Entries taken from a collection

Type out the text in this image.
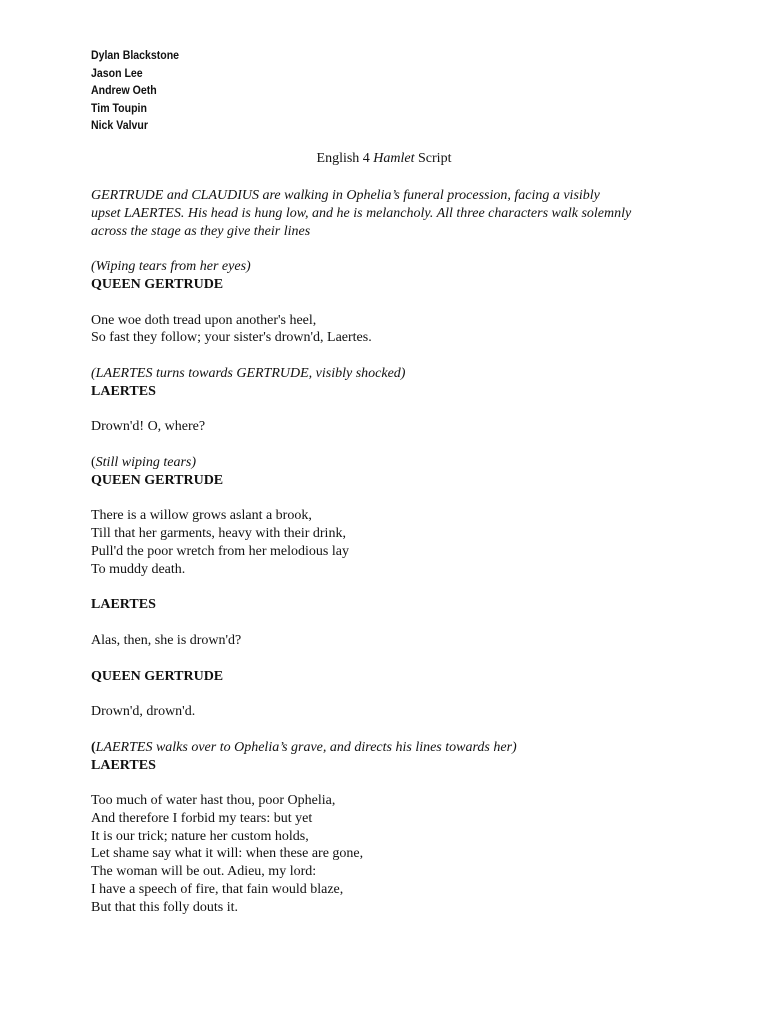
Dylan Blackstone
Jason Lee
Andrew Oeth
Tim Toupin
Nick Valvur
English 4 Hamlet Script

GERTRUDE and CLAUDIUS are walking in Ophelia’s funeral procession, facing a visibly

upset LAERTES. His head is hung low, and he is melancholy. All three characters walk solemnly

across the stage as they give their lines

(Wiping tears from her eyes)

QUEEN GERTRUDE

One woe doth tread upon another's heel,

So fast they follow; your sister's drown'd, Laertes.

(LAERTES turns towards GERTRUDE, visibly shocked)

LAERTES

Drown'd! O, where?

(Still wiping tears)

QUEEN GERTRUDE

There is a willow grows aslant a brook,

Till that her garments, heavy with their drink,

Pull'd the poor wretch from her melodious lay

To muddy death.

LAERTES

Alas, then, she is drown'd?

QUEEN GERTRUDE

Drown'd, drown'd.

(LAERTES walks over to Ophelia’s grave, and directs his lines towards her)

LAERTES

Too much of water hast thou, poor Ophelia,

And therefore I forbid my tears: but yet

It is our trick; nature her custom holds,

Let shame say what it will: when these are gone,

The woman will be out. Adieu, my lord:

I have a speech of fire, that fain would blaze,

But that this folly douts it.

> Aim: Track down every line of the material containing the string "their", and copy it.

> Response to this task:
across the stage as they give their lines
Till that her garments, heavy with their drink,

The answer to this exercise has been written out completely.